• [ASSIGNED TASK]: Among the records below, find each line bearing the word "Angeles" and copy it.

• [MATERIAL PROVIDED]:
┄┄┄┄┄┄┄┄┄┄
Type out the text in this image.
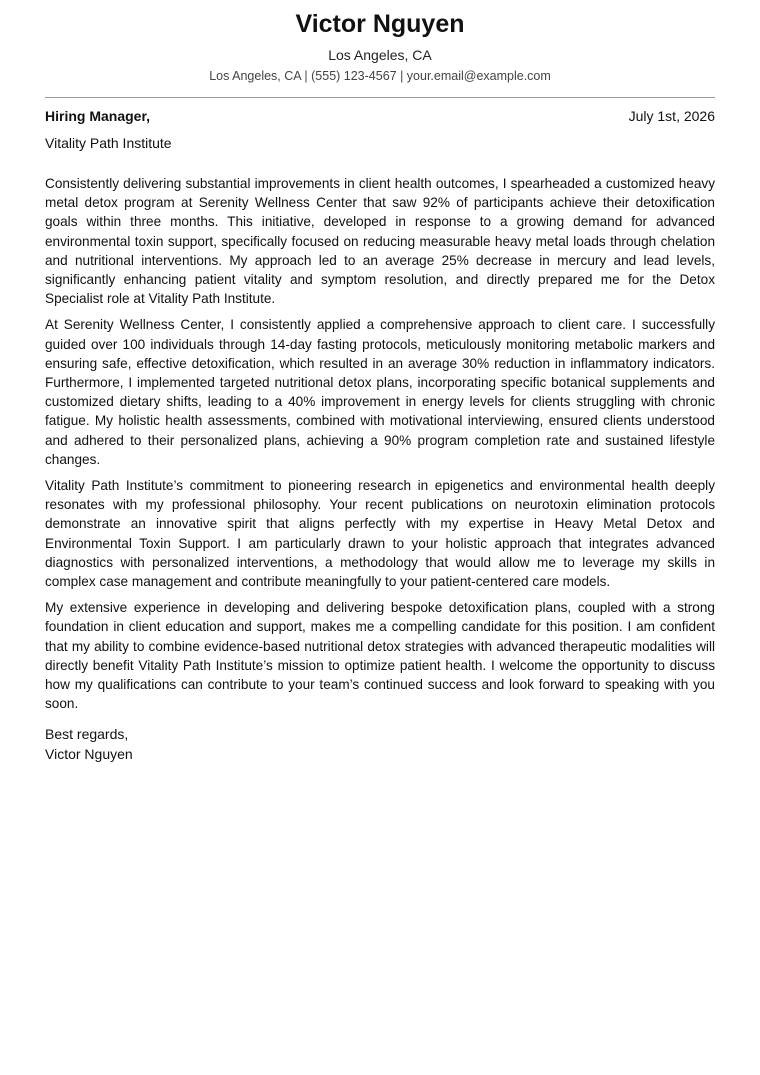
Victor Nguyen
Los Angeles, CA
Los Angeles, CA | (555) 123-4567 | your.email@example.com
Hiring Manager,	July 1st, 2026
Vitality Path Institute

Consistently delivering substantial improvements in client health outcomes, I spearheaded a customized heavy metal detox program at Serenity Wellness Center that saw 92% of participants achieve their detoxification goals within three months. This initiative, developed in response to a growing demand for advanced environmental toxin support, specifically focused on reducing measurable heavy metal loads through chelation and nutritional interventions. My approach led to an average 25% decrease in mercury and lead levels, significantly enhancing patient vitality and symptom resolution, and directly prepared me for the Detox Specialist role at Vitality Path Institute.

At Serenity Wellness Center, I consistently applied a comprehensive approach to client care. I successfully guided over 100 individuals through 14-day fasting protocols, meticulously monitoring metabolic markers and ensuring safe, effective detoxification, which resulted in an average 30% reduction in inflammatory indicators. Furthermore, I implemented targeted nutritional detox plans, incorporating specific botanical supplements and customized dietary shifts, leading to a 40% improvement in energy levels for clients struggling with chronic fatigue. My holistic health assessments, combined with motivational interviewing, ensured clients understood and adhered to their personalized plans, achieving a 90% program completion rate and sustained lifestyle changes.

Vitality Path Institute’s commitment to pioneering research in epigenetics and environmental health deeply resonates with my professional philosophy. Your recent publications on neurotoxin elimination protocols demonstrate an innovative spirit that aligns perfectly with my expertise in Heavy Metal Detox and Environmental Toxin Support. I am particularly drawn to your holistic approach that integrates advanced diagnostics with personalized interventions, a methodology that would allow me to leverage my skills in complex case management and contribute meaningfully to your patient-centered care models.

My extensive experience in developing and delivering bespoke detoxification plans, coupled with a strong foundation in client education and support, makes me a compelling candidate for this position. I am confident that my ability to combine evidence-based nutritional detox strategies with advanced therapeutic modalities will directly benefit Vitality Path Institute’s mission to optimize patient health. I welcome the opportunity to discuss how my qualifications can contribute to your team’s continued success and look forward to speaking with you soon.

Best regards,
Victor Nguyen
┄┄┄┄┄┄┄┄┄┄
• [PROBLEM SOLUTION]:
Los Angeles, CA
Los Angeles, CA | (555) 123-4567 | your.email@example.com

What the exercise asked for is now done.